___ EXERCISE MATERIALS

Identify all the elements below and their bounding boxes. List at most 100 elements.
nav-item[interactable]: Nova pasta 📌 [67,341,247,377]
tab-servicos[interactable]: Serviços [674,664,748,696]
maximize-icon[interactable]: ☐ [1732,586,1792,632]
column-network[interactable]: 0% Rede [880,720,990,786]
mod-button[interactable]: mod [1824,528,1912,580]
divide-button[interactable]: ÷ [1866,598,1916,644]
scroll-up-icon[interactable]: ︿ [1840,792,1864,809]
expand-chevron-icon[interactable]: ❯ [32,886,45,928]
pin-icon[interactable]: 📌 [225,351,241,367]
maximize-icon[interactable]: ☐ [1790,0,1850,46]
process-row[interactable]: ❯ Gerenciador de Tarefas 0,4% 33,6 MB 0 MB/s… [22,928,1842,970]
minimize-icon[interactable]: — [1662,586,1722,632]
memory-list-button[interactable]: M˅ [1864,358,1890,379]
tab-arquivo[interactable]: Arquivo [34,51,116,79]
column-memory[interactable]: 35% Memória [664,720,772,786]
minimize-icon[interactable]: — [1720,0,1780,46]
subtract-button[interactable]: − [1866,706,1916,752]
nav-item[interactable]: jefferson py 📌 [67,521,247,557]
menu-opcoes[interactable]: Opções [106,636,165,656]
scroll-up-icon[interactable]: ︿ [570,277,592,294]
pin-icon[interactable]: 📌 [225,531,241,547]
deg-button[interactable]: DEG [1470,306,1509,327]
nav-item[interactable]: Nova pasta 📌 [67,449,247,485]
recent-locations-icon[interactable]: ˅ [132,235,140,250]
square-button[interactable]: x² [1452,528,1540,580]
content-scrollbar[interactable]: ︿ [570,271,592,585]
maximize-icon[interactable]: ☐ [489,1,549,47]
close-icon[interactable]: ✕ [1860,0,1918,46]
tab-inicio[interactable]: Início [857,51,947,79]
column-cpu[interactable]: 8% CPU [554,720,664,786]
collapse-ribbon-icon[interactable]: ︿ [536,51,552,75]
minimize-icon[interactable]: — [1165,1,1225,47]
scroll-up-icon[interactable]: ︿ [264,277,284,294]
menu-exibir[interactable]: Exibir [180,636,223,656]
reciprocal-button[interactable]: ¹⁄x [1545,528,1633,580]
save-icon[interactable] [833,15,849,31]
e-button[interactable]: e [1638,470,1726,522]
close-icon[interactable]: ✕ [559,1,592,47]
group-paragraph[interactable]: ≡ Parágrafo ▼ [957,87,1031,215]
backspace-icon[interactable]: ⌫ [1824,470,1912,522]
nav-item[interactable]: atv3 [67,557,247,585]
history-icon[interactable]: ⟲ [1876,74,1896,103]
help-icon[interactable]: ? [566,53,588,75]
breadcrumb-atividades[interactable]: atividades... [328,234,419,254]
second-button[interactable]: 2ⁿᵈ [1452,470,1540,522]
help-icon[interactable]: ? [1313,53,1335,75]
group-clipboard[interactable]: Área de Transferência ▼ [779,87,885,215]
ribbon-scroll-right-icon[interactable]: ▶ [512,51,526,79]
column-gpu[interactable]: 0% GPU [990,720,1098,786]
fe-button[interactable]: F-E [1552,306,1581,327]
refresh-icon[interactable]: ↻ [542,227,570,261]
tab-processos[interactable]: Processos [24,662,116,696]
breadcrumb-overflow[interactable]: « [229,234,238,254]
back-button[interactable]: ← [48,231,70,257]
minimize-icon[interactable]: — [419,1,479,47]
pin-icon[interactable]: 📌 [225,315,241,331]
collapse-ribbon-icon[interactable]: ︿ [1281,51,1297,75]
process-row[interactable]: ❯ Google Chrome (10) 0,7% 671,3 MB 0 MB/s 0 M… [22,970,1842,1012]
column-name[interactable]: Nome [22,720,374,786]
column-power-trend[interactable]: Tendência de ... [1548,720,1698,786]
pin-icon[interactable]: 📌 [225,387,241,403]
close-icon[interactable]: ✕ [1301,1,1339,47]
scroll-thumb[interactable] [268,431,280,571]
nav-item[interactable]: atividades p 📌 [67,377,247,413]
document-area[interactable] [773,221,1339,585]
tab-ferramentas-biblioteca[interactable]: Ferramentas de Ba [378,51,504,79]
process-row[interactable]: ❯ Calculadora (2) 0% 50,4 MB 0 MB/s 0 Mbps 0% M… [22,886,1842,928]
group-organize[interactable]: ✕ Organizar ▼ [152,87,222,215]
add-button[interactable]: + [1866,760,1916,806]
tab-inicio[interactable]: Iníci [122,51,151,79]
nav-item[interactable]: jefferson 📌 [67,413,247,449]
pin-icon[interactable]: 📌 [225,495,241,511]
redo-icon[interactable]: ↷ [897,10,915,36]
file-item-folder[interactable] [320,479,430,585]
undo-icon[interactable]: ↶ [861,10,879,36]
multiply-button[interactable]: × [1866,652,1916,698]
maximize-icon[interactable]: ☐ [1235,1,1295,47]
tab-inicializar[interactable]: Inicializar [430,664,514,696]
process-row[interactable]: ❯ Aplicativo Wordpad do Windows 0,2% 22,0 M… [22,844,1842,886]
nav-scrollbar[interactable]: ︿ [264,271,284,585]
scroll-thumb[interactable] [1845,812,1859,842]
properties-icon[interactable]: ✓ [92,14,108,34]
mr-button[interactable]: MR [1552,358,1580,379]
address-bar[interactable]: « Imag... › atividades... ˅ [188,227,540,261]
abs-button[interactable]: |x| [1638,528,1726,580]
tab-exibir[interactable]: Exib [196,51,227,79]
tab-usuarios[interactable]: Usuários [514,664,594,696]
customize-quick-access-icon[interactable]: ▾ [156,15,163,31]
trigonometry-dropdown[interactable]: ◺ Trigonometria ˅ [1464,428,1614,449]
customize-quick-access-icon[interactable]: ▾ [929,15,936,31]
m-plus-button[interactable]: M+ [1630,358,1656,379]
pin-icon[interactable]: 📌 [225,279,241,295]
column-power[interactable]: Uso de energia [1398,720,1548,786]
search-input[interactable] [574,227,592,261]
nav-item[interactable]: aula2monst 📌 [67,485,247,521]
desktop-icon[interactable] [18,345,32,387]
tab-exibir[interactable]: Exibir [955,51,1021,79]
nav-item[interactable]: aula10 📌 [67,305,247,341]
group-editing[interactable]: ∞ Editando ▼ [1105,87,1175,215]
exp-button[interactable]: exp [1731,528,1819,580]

______

Reproduce every line of the rows above character for character, changing nothing.

Identify all the elements below and their bounding boxes. List at most 100 elements.
nav-item[interactable]: Nova pasta 📌 [67,341,247,377]
tab-servicos[interactable]: Serviços [674,664,748,696]
maximize-icon[interactable]: ☐ [1732,586,1792,632]
column-network[interactable]: 0% Rede [880,720,990,786]
mod-button[interactable]: mod [1824,528,1912,580]
divide-button[interactable]: ÷ [1866,598,1916,644]
scroll-up-icon[interactable]: ︿ [1840,792,1864,809]
expand-chevron-icon[interactable]: ❯ [32,886,45,928]
pin-icon[interactable]: 📌 [225,351,241,367]
maximize-icon[interactable]: ☐ [1790,0,1850,46]
process-row[interactable]: ❯ Gerenciador de Tarefas 0,4% 33,6 MB 0 MB/s… [22,928,1842,970]
minimize-icon[interactable]: — [1662,586,1722,632]
memory-list-button[interactable]: M˅ [1864,358,1890,379]
tab-arquivo[interactable]: Arquivo [34,51,116,79]
column-memory[interactable]: 35% Memória [664,720,772,786]
minimize-icon[interactable]: — [1720,0,1780,46]
subtract-button[interactable]: − [1866,706,1916,752]
nav-item[interactable]: jefferson py 📌 [67,521,247,557]
menu-opcoes[interactable]: Opções [106,636,165,656]
scroll-up-icon[interactable]: ︿ [570,277,592,294]
pin-icon[interactable]: 📌 [225,531,241,547]
deg-button[interactable]: DEG [1470,306,1509,327]
nav-item[interactable]: Nova pasta 📌 [67,449,247,485]
recent-locations-icon[interactable]: ˅ [132,235,140,250]
square-button[interactable]: x² [1452,528,1540,580]
content-scrollbar[interactable]: ︿ [570,271,592,585]
maximize-icon[interactable]: ☐ [489,1,549,47]
close-icon[interactable]: ✕ [1860,0,1918,46]
tab-inicio[interactable]: Início [857,51,947,79]
column-cpu[interactable]: 8% CPU [554,720,664,786]
collapse-ribbon-icon[interactable]: ︿ [536,51,552,75]
minimize-icon[interactable]: — [1165,1,1225,47]
scroll-up-icon[interactable]: ︿ [264,277,284,294]
menu-exibir[interactable]: Exibir [180,636,223,656]
reciprocal-button[interactable]: ¹⁄x [1545,528,1633,580]
save-icon[interactable] [833,15,849,31]
e-button[interactable]: e [1638,470,1726,522]
close-icon[interactable]: ✕ [559,1,592,47]
group-paragraph[interactable]: ≡ Parágrafo ▼ [957,87,1031,215]
backspace-icon[interactable]: ⌫ [1824,470,1912,522]
nav-item[interactable]: atv3 [67,557,247,585]
history-icon[interactable]: ⟲ [1876,74,1896,103]
help-icon[interactable]: ? [566,53,588,75]
breadcrumb-atividades[interactable]: atividades... [328,234,419,254]
second-button[interactable]: 2ⁿᵈ [1452,470,1540,522]
help-icon[interactable]: ? [1313,53,1335,75]
group-clipboard[interactable]: Área de Transferência ▼ [779,87,885,215]
ribbon-scroll-right-icon[interactable]: ▶ [512,51,526,79]
column-gpu[interactable]: 0% GPU [990,720,1098,786]
fe-button[interactable]: F-E [1552,306,1581,327]
refresh-icon[interactable]: ↻ [542,227,570,261]
tab-processos[interactable]: Processos [24,662,116,696]
breadcrumb-overflow[interactable]: « [229,234,238,254]
back-button[interactable]: ← [48,231,70,257]
minimize-icon[interactable]: — [419,1,479,47]
pin-icon[interactable]: 📌 [225,315,241,331]
collapse-ribbon-icon[interactable]: ︿ [1281,51,1297,75]
process-row[interactable]: ❯ Google Chrome (10) 0,7% 671,3 MB 0 MB/s 0 M… [22,970,1842,1012]
column-name[interactable]: Nome [22,720,374,786]
column-power-trend[interactable]: Tendência de ... [1548,720,1698,786]
pin-icon[interactable]: 📌 [225,387,241,403]
close-icon[interactable]: ✕ [1301,1,1339,47]
scroll-thumb[interactable] [268,431,280,571]
nav-item[interactable]: atividades p 📌 [67,377,247,413]
document-area[interactable] [773,221,1339,585]
tab-ferramentas-biblioteca[interactable]: Ferramentas de Ba [378,51,504,79]
process-row[interactable]: ❯ Calculadora (2) 0% 50,4 MB 0 MB/s 0 Mbps 0% M… [22,886,1842,928]
group-organize[interactable]: ✕ Organizar ▼ [152,87,222,215]
add-button[interactable]: + [1866,760,1916,806]
tab-inicio[interactable]: Iníci [122,51,151,79]
nav-item[interactable]: jefferson 📌 [67,413,247,449]
pin-icon[interactable]: 📌 [225,495,241,511]
redo-icon[interactable]: ↷ [897,10,915,36]
file-item-folder[interactable] [320,479,430,585]
undo-icon[interactable]: ↶ [861,10,879,36]
multiply-button[interactable]: × [1866,652,1916,698]
maximize-icon[interactable]: ☐ [1235,1,1295,47]
tab-inicializar[interactable]: Inicializar [430,664,514,696]
process-row[interactable]: ❯ Aplicativo Wordpad do Windows 0,2% 22,0 M… [22,844,1842,886]
nav-scrollbar[interactable]: ︿ [264,271,284,585]
scroll-thumb[interactable] [1845,812,1859,842]
properties-icon[interactable]: ✓ [92,14,108,34]
mr-button[interactable]: MR [1552,358,1580,379]
address-bar[interactable]: « Imag... › atividades... ˅ [188,227,540,261]
abs-button[interactable]: |x| [1638,528,1726,580]
tab-exibir[interactable]: Exib [196,51,227,79]
tab-usuarios[interactable]: Usuários [514,664,594,696]
customize-quick-access-icon[interactable]: ▾ [156,15,163,31]
trigonometry-dropdown[interactable]: ◺ Trigonometria ˅ [1464,428,1614,449]
customize-quick-access-icon[interactable]: ▾ [929,15,936,31]
m-plus-button[interactable]: M+ [1630,358,1656,379]
pin-icon[interactable]: 📌 [225,279,241,295]
column-power[interactable]: Uso de energia [1398,720,1548,786]
search-input[interactable] [574,227,592,261]
nav-item[interactable]: aula2monst 📌 [67,485,247,521]
desktop-icon[interactable] [18,345,32,387]
tab-exibir[interactable]: Exibir [955,51,1021,79]
nav-item[interactable]: aula10 📌 [67,305,247,341]
group-editing[interactable]: ∞ Editando ▼ [1105,87,1175,215]
exp-button[interactable]: exp [1731,528,1819,580]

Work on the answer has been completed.